--- start MATERIAL FOR THE TASK ---

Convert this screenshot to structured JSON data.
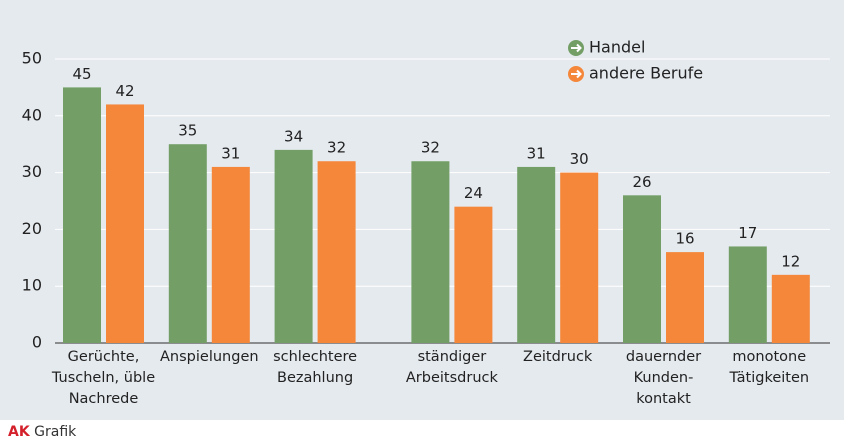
{
  "chart_data": {
    "type": "bar",
    "categories": [
      "Gerüchte,\nTuscheln, üble\nNachrede",
      "Anspielungen",
      "schlechtere\nBezahlung",
      "ständiger\nArbeitsdruck",
      "Zeitdruck",
      "dauernder\nKunden-\nkontakt",
      "monotone\nTätigkeiten"
    ],
    "series": [
      {
        "name": "Handel",
        "color": "#739f66",
        "values": [
          45,
          35,
          34,
          32,
          31,
          26,
          17
        ]
      },
      {
        "name": "andere Berufe",
        "color": "#f4873a",
        "values": [
          42,
          31,
          32,
          24,
          30,
          16,
          12
        ]
      }
    ],
    "ylim": [
      0,
      50
    ],
    "yticks": [
      0,
      10,
      20,
      30,
      40,
      50
    ],
    "grid": true,
    "legend": "top-right"
  },
  "footer": {
    "brand": "AK",
    "label": "Grafik"
  }
}
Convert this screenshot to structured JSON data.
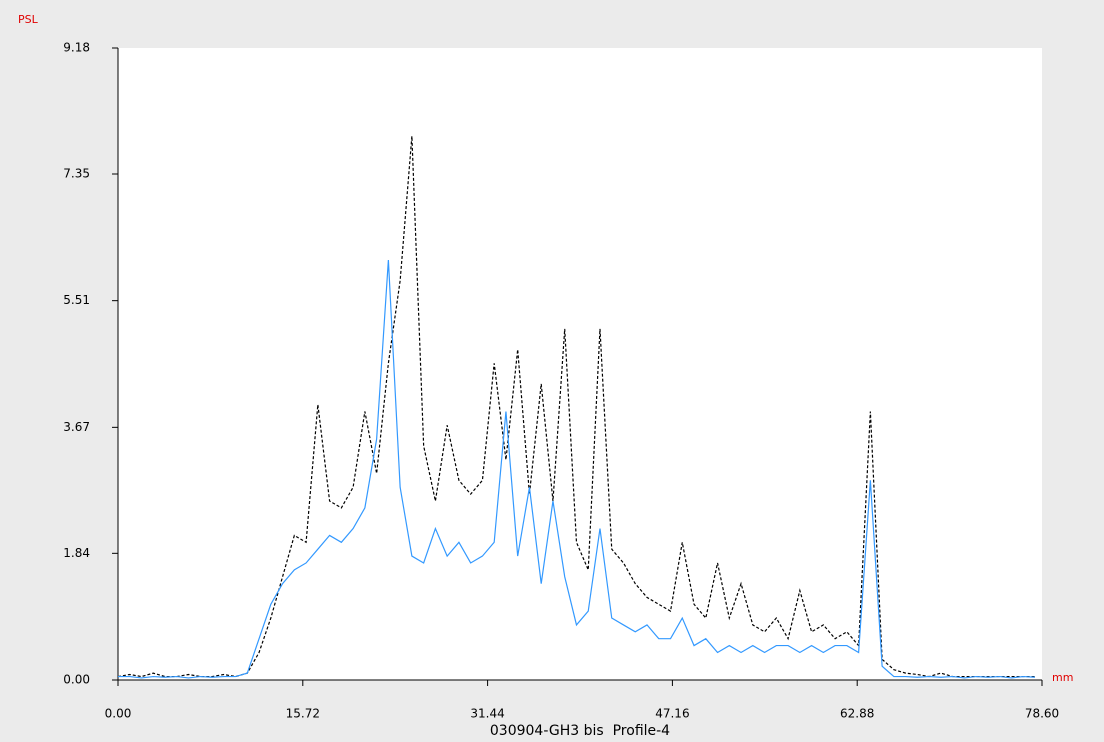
{
  "chart_data": {
    "type": "line",
    "title": "030904-GH3 bis  Profile-4",
    "x_label": "mm",
    "y_label": "PSL",
    "x": [
      0,
      1,
      2,
      3,
      4,
      5,
      6,
      7,
      8,
      9,
      10,
      11,
      12,
      13,
      14,
      15,
      16,
      17,
      18,
      19,
      20,
      21,
      22,
      23,
      24,
      25,
      26,
      27,
      28,
      29,
      30,
      31,
      32,
      33,
      34,
      35,
      36,
      37,
      38,
      39,
      40,
      41,
      42,
      43,
      44,
      45,
      46,
      47,
      48,
      49,
      50,
      51,
      52,
      53,
      54,
      55,
      56,
      57,
      58,
      59,
      60,
      61,
      62,
      63,
      64,
      65,
      66,
      67,
      68,
      69,
      70,
      71,
      72,
      73,
      74,
      75,
      76,
      77,
      78
    ],
    "series": [
      {
        "color": "#000000",
        "style": "dashed",
        "values": [
          0.05,
          0.08,
          0.05,
          0.1,
          0.05,
          0.05,
          0.08,
          0.05,
          0.05,
          0.08,
          0.05,
          0.1,
          0.4,
          0.9,
          1.5,
          2.1,
          2.0,
          4.0,
          2.6,
          2.5,
          2.8,
          3.9,
          3.0,
          4.6,
          5.8,
          7.9,
          3.4,
          2.6,
          3.7,
          2.9,
          2.7,
          2.9,
          4.6,
          3.2,
          4.8,
          2.7,
          4.3,
          2.6,
          5.1,
          2.0,
          1.6,
          5.1,
          1.9,
          1.7,
          1.4,
          1.2,
          1.1,
          1.0,
          2.0,
          1.1,
          0.9,
          1.7,
          0.9,
          1.4,
          0.8,
          0.7,
          0.9,
          0.6,
          1.3,
          0.7,
          0.8,
          0.6,
          0.7,
          0.5,
          3.9,
          0.3,
          0.15,
          0.1,
          0.08,
          0.05,
          0.1,
          0.05,
          0.05,
          0.05,
          0.05,
          0.05,
          0.05,
          0.05,
          0.05
        ]
      },
      {
        "color": "#3399ff",
        "style": "solid",
        "values": [
          0.05,
          0.05,
          0.03,
          0.05,
          0.04,
          0.05,
          0.03,
          0.05,
          0.04,
          0.05,
          0.05,
          0.1,
          0.6,
          1.1,
          1.4,
          1.6,
          1.7,
          1.9,
          2.1,
          2.0,
          2.2,
          2.5,
          3.5,
          6.1,
          2.8,
          1.8,
          1.7,
          2.2,
          1.8,
          2.0,
          1.7,
          1.8,
          2.0,
          3.9,
          1.8,
          2.8,
          1.4,
          2.6,
          1.5,
          0.8,
          1.0,
          2.2,
          0.9,
          0.8,
          0.7,
          0.8,
          0.6,
          0.6,
          0.9,
          0.5,
          0.6,
          0.4,
          0.5,
          0.4,
          0.5,
          0.4,
          0.5,
          0.5,
          0.4,
          0.5,
          0.4,
          0.5,
          0.5,
          0.4,
          2.9,
          0.2,
          0.05,
          0.05,
          0.04,
          0.05,
          0.04,
          0.05,
          0.03,
          0.05,
          0.04,
          0.05,
          0.03,
          0.05,
          0.04
        ]
      }
    ],
    "xlim": [
      0,
      78.6
    ],
    "ylim": [
      0,
      9.18
    ],
    "xticks": [
      {
        "value": 0,
        "label": "0.00"
      },
      15.72,
      31.44,
      47.16,
      62.88,
      {
        "value": 78.6,
        "label": "78.60"
      }
    ],
    "yticks": [
      {
        "value": 0,
        "label": "0.00"
      },
      1.84,
      3.67,
      5.51,
      7.35,
      9.18
    ]
  }
}
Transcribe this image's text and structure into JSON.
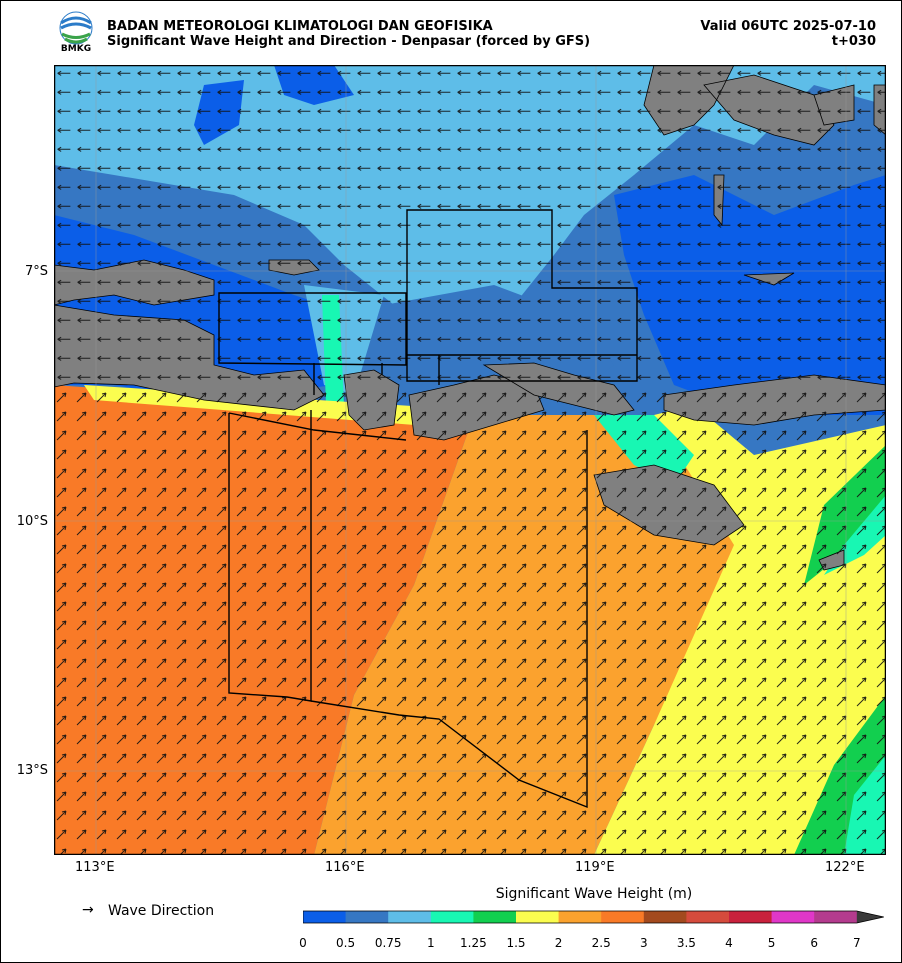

--- end MATERIAL FOR THE TASK ---

- **TASK DIRECTIONS**
Give the count of lines holding the word "color" and nothing more.

- **COMPLETE ANSWER**
4